_AIM:_ Find every line in the records below that contains the word "open", and copy each such line.

_PROVIDED INFORMATION:_
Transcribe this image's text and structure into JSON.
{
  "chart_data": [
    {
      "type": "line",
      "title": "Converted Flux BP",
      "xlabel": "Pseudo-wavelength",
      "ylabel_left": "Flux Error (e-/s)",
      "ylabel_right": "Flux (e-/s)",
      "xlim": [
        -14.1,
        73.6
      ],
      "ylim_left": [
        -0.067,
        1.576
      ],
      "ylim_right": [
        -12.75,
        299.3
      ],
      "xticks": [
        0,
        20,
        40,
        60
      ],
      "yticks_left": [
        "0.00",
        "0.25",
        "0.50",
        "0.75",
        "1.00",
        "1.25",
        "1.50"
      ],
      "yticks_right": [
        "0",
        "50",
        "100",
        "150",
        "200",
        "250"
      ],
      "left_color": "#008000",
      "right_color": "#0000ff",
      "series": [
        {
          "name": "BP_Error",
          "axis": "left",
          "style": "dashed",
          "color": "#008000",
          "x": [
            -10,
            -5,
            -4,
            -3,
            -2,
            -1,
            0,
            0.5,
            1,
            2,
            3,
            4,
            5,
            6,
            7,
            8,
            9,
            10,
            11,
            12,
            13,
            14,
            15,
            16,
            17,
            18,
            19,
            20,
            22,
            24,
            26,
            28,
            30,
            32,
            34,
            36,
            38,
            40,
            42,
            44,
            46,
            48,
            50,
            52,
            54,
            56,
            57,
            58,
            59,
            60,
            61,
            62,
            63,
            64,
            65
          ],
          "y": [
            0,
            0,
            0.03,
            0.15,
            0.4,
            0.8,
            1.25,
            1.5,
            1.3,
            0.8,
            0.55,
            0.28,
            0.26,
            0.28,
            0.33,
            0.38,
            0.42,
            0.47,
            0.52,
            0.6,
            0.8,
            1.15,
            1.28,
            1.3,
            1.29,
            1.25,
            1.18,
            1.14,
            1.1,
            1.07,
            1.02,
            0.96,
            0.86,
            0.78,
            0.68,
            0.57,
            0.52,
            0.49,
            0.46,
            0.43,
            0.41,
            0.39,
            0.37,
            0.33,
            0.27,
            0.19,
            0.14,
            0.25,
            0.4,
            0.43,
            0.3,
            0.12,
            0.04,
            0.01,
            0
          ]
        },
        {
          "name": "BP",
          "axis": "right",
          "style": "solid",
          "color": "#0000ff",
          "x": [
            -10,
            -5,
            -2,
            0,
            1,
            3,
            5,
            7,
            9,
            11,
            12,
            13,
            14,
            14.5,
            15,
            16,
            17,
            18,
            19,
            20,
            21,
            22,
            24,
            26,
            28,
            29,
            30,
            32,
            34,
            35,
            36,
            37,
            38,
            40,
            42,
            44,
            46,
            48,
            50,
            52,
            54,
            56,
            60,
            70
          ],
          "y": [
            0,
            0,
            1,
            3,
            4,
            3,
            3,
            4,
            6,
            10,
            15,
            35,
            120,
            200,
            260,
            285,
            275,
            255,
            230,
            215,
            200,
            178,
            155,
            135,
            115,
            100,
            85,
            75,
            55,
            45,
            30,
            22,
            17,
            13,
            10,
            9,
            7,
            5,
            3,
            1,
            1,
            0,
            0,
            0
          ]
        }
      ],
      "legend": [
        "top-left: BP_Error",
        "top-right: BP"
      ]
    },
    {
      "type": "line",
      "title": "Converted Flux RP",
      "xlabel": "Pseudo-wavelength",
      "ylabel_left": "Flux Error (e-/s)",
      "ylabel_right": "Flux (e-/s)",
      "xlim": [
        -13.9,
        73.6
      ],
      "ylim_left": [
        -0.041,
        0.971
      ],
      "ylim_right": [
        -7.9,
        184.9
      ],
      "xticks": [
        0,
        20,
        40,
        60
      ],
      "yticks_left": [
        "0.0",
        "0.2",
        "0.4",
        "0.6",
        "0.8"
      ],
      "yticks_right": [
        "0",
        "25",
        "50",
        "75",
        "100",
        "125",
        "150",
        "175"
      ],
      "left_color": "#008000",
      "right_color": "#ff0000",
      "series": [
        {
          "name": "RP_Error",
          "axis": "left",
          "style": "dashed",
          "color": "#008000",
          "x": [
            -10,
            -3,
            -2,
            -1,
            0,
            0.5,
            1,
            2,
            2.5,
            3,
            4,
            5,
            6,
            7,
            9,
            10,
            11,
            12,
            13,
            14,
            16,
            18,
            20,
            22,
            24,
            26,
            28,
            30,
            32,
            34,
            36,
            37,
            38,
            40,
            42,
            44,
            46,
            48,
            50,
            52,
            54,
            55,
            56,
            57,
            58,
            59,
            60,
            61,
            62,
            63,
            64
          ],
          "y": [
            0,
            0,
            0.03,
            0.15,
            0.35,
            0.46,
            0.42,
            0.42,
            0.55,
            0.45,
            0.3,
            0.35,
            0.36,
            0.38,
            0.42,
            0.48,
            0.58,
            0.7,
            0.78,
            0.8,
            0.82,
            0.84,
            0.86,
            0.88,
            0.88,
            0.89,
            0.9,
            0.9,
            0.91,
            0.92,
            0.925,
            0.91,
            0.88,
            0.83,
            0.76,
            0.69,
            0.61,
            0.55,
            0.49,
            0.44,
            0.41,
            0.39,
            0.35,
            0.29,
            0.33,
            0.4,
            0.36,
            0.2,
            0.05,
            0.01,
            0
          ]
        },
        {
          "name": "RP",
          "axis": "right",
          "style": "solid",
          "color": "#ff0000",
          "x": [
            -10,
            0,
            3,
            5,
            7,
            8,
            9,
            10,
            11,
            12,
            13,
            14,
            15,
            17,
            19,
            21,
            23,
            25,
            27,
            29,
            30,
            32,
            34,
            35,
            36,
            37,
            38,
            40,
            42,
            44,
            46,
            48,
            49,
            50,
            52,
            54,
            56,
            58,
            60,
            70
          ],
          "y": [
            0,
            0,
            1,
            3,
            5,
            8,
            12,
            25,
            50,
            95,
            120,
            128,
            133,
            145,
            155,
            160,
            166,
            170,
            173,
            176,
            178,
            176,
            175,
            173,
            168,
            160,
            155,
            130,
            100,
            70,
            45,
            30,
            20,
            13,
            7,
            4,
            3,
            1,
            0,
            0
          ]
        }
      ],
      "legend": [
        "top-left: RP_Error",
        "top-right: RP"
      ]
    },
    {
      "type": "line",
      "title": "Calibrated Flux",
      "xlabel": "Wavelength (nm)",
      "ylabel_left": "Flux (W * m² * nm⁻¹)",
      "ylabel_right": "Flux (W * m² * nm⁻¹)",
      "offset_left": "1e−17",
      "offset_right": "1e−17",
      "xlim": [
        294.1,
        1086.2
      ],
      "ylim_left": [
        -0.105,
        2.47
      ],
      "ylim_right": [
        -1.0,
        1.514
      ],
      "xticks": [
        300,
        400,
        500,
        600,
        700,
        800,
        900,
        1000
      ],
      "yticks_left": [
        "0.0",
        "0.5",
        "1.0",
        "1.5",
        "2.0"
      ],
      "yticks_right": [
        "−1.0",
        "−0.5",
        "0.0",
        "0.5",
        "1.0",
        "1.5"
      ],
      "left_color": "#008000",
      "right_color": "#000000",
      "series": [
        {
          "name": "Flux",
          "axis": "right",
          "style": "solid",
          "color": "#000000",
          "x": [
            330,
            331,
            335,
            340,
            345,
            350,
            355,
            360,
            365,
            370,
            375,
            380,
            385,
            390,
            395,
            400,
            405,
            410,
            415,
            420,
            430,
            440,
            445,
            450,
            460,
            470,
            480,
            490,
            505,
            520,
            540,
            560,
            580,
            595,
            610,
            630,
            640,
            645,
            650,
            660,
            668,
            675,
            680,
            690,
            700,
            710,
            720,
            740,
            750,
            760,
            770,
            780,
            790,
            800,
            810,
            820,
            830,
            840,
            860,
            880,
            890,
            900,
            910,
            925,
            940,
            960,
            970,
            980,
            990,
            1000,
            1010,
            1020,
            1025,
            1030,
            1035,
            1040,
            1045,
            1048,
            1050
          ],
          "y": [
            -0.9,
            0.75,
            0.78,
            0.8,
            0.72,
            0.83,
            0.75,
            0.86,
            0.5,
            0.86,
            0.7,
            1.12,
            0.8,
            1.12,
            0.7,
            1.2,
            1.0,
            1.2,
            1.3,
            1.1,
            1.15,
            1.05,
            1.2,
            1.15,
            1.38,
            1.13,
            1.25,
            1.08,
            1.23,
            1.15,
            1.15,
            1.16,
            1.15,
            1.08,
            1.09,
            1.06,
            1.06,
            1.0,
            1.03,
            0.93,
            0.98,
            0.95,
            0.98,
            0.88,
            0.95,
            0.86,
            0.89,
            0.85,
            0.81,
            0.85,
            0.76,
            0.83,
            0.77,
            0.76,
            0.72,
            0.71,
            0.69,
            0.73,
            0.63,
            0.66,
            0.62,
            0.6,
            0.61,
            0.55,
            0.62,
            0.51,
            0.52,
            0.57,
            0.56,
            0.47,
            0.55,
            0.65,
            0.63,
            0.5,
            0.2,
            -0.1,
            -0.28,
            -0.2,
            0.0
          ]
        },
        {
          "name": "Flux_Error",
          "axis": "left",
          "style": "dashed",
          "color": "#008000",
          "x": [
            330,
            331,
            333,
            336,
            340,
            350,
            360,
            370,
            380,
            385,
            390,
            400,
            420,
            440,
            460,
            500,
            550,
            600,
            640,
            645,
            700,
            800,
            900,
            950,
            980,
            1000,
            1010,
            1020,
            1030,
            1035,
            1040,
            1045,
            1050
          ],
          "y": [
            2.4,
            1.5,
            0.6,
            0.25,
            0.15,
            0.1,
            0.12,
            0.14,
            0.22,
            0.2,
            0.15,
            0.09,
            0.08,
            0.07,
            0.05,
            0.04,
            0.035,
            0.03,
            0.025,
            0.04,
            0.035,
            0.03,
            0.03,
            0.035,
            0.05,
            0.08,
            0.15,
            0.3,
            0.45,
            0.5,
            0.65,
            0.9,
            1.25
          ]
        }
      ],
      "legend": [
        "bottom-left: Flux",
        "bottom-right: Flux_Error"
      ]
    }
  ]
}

--

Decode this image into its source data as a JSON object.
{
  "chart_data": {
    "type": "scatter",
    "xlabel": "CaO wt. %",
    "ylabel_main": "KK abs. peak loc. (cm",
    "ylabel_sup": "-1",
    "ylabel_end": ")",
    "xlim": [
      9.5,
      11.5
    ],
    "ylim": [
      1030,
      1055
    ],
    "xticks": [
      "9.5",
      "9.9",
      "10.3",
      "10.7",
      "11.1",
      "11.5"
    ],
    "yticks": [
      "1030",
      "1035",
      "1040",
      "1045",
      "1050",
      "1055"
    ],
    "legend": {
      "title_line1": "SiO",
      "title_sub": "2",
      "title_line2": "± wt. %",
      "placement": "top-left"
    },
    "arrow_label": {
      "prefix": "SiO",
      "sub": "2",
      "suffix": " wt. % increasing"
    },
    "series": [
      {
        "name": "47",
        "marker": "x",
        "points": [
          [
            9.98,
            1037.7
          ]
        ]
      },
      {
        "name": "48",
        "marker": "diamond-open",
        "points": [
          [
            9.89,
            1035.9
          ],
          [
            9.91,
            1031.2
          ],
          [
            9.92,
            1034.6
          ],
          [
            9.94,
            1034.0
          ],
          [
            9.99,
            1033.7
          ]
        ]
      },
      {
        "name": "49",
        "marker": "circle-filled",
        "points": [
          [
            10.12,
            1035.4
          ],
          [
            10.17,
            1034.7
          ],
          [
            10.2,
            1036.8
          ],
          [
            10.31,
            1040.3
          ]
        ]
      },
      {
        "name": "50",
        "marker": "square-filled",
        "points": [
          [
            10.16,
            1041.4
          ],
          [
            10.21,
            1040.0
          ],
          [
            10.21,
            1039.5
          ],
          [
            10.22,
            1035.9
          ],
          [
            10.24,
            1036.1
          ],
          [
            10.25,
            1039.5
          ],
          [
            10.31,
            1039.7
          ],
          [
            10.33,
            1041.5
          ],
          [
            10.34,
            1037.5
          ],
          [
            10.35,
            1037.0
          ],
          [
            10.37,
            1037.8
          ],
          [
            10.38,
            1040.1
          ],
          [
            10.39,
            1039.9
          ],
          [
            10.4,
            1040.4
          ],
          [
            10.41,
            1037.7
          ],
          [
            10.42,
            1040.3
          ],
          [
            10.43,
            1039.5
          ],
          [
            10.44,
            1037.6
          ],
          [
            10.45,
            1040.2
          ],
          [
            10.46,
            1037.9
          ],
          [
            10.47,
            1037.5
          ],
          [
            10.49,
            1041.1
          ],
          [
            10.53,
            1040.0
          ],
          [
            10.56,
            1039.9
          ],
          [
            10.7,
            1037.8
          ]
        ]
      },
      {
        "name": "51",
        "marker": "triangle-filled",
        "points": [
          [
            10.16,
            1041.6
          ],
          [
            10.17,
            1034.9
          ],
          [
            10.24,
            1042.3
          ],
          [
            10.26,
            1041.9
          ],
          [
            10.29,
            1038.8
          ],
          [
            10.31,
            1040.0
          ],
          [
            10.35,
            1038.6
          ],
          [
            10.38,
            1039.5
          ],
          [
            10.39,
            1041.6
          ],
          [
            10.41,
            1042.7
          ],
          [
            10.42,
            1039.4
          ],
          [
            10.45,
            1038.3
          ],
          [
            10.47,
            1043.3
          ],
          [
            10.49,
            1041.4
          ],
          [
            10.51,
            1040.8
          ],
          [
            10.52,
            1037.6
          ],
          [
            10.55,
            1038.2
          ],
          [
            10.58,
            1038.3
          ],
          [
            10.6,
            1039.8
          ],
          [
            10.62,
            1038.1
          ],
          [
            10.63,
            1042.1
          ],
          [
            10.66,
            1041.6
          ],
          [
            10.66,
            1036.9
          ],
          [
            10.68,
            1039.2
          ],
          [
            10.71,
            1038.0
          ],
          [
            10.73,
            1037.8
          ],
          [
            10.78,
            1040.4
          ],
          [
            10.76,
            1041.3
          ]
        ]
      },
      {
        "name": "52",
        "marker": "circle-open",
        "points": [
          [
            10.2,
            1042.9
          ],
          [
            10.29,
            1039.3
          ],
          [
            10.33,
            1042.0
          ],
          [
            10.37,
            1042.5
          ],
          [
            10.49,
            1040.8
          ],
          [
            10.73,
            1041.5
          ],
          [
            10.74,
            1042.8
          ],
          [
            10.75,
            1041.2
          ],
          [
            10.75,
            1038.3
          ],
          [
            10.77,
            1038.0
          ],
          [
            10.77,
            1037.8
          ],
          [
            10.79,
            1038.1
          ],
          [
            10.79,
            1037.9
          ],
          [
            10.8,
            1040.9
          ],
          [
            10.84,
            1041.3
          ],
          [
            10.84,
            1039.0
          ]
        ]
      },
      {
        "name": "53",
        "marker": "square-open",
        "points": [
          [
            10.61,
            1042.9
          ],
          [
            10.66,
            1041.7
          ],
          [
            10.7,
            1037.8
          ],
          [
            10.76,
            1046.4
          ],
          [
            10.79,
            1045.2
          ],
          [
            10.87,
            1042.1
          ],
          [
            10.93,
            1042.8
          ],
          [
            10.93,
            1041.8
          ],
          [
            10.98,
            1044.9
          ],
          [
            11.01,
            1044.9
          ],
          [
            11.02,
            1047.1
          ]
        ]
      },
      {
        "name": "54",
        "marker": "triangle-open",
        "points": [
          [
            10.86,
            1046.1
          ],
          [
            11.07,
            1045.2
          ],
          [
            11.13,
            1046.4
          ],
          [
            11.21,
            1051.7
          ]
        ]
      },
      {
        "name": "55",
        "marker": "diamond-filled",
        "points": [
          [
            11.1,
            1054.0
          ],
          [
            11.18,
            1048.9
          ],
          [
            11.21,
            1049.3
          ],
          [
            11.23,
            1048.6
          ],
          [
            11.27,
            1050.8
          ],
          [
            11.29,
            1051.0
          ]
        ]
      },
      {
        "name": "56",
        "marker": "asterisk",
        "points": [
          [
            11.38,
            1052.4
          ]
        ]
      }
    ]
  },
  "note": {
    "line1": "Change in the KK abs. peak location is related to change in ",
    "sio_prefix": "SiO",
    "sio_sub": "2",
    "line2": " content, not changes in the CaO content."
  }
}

_THE RESULT:_
        "marker": "diamond-open",
        "marker": "circle-open",
        "marker": "square-open",
        "marker": "triangle-open",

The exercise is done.